* [WRITTEN EXERCISE] Print all of the data exactly.

· · · ·

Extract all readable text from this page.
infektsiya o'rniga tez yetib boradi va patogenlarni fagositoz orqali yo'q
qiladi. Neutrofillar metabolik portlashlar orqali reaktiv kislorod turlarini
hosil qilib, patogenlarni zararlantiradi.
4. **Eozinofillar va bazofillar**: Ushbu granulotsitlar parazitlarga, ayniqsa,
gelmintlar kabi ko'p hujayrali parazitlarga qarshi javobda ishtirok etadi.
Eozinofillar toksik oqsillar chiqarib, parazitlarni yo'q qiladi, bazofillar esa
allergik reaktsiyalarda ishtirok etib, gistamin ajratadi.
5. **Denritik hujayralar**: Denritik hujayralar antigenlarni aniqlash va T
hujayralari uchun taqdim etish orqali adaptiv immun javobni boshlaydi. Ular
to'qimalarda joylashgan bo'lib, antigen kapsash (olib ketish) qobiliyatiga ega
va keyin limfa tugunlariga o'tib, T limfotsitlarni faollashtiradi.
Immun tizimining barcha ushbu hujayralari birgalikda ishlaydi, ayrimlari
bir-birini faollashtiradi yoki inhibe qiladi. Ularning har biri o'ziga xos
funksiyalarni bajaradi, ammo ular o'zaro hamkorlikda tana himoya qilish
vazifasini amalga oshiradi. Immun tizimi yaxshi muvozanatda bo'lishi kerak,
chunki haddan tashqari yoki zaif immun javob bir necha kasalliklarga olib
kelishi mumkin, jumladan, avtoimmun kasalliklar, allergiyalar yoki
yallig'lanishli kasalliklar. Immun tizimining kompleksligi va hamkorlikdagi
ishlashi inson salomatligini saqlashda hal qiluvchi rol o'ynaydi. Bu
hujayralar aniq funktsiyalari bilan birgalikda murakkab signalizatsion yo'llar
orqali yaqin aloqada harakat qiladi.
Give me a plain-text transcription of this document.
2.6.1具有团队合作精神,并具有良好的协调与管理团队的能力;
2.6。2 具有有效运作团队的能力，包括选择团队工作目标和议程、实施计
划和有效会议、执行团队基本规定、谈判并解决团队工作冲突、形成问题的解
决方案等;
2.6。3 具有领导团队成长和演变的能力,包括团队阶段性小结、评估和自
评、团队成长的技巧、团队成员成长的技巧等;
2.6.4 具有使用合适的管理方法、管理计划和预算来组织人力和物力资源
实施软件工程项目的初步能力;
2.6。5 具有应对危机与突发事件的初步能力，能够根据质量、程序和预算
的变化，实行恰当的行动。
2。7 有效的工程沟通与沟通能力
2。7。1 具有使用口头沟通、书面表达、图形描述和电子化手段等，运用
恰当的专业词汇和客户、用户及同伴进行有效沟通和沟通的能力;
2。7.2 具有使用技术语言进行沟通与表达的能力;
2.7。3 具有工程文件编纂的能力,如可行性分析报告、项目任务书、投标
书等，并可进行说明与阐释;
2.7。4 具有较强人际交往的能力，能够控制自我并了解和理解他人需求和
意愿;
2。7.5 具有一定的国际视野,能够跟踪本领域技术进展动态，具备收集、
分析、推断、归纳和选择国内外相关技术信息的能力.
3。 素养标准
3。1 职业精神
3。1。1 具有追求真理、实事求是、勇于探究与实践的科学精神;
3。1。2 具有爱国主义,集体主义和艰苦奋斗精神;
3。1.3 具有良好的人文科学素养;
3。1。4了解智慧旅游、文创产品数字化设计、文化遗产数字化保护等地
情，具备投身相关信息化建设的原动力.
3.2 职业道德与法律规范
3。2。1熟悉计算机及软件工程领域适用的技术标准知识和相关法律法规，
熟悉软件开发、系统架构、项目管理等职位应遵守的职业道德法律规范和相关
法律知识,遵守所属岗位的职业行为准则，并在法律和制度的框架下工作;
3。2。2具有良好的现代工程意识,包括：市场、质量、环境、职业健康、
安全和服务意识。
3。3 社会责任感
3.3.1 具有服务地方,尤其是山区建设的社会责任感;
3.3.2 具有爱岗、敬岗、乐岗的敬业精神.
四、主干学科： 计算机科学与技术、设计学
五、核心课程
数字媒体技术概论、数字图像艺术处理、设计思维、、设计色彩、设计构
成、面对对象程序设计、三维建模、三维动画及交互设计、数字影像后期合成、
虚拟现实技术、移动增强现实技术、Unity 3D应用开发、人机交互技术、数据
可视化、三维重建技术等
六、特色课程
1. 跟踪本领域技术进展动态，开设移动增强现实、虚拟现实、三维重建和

· · · ·

* [FINISHED ANSWER]
Extract all readable text from this page.
infektsiya o'rniga tez yetib boradi va patogenlarni fagositoz orqali yo'q
qiladi. Neutrofillar metabolik portlashlar orqali reaktiv kislorod turlarini
hosil qilib, patogenlarni zararlantiradi.
4. **Eozinofillar va bazofillar**: Ushbu granulotsitlar parazitlarga, ayniqsa,
gelmintlar kabi ko'p hujayrali parazitlarga qarshi javobda ishtirok etadi.
Eozinofillar toksik oqsillar chiqarib, parazitlarni yo'q qiladi, bazofillar esa
allergik reaktsiyalarda ishtirok etib, gistamin ajratadi.
5. **Denritik hujayralar**: Denritik hujayralar antigenlarni aniqlash va T
hujayralari uchun taqdim etish orqali adaptiv immun javobni boshlaydi. Ular
to'qimalarda joylashgan bo'lib, antigen kapsash (olib ketish) qobiliyatiga ega
va keyin limfa tugunlariga o'tib, T limfotsitlarni faollashtiradi.
Immun tizimining barcha ushbu hujayralari birgalikda ishlaydi, ayrimlari
bir-birini faollashtiradi yoki inhibe qiladi. Ularning har biri o'ziga xos
funksiyalarni bajaradi, ammo ular o'zaro hamkorlikda tana himoya qilish
vazifasini amalga oshiradi. Immun tizimi yaxshi muvozanatda bo'lishi kerak,
chunki haddan tashqari yoki zaif immun javob bir necha kasalliklarga olib
kelishi mumkin, jumladan, avtoimmun kasalliklar, allergiyalar yoki
yallig'lanishli kasalliklar. Immun tizimining kompleksligi va hamkorlikdagi
ishlashi inson salomatligini saqlashda hal qiluvchi rol o'ynaydi. Bu
hujayralar aniq funktsiyalari bilan birgalikda murakkab signalizatsion yo'llar
orqali yaqin aloqada harakat qiladi.
Give me a plain-text transcription of this document.
2.6.1具有团队合作精神,并具有良好的协调与管理团队的能力;
2.6。2 具有有效运作团队的能力，包括选择团队工作目标和议程、实施计
划和有效会议、执行团队基本规定、谈判并解决团队工作冲突、形成问题的解
决方案等;
2.6。3 具有领导团队成长和演变的能力,包括团队阶段性小结、评估和自
评、团队成长的技巧、团队成员成长的技巧等;
2.6.4 具有使用合适的管理方法、管理计划和预算来组织人力和物力资源
实施软件工程项目的初步能力;
2.6。5 具有应对危机与突发事件的初步能力，能够根据质量、程序和预算
的变化，实行恰当的行动。
2。7 有效的工程沟通与沟通能力
2。7。1 具有使用口头沟通、书面表达、图形描述和电子化手段等，运用
恰当的专业词汇和客户、用户及同伴进行有效沟通和沟通的能力;
2。7.2 具有使用技术语言进行沟通与表达的能力;
2.7。3 具有工程文件编纂的能力,如可行性分析报告、项目任务书、投标
书等，并可进行说明与阐释;
2.7。4 具有较强人际交往的能力，能够控制自我并了解和理解他人需求和
意愿;
2。7.5 具有一定的国际视野,能够跟踪本领域技术进展动态，具备收集、
分析、推断、归纳和选择国内外相关技术信息的能力.
3。 素养标准
3。1 职业精神
3。1。1 具有追求真理、实事求是、勇于探究与实践的科学精神;
3。1。2 具有爱国主义,集体主义和艰苦奋斗精神;
3。1.3 具有良好的人文科学素养;
3。1。4了解智慧旅游、文创产品数字化设计、文化遗产数字化保护等地
情，具备投身相关信息化建设的原动力.
3.2 职业道德与法律规范
3。2。1熟悉计算机及软件工程领域适用的技术标准知识和相关法律法规，
熟悉软件开发、系统架构、项目管理等职位应遵守的职业道德法律规范和相关
法律知识,遵守所属岗位的职业行为准则，并在法律和制度的框架下工作;
3。2。2具有良好的现代工程意识,包括：市场、质量、环境、职业健康、
安全和服务意识。
3。3 社会责任感
3.3.1 具有服务地方,尤其是山区建设的社会责任感;
3.3.2 具有爱岗、敬岗、乐岗的敬业精神.
四、主干学科： 计算机科学与技术、设计学
五、核心课程
数字媒体技术概论、数字图像艺术处理、设计思维、、设计色彩、设计构
成、面对对象程序设计、三维建模、三维动画及交互设计、数字影像后期合成、
虚拟现实技术、移动增强现实技术、Unity 3D应用开发、人机交互技术、数据
可视化、三维重建技术等
六、特色课程
1. 跟踪本领域技术进展动态，开设移动增强现实、虚拟现实、三维重建和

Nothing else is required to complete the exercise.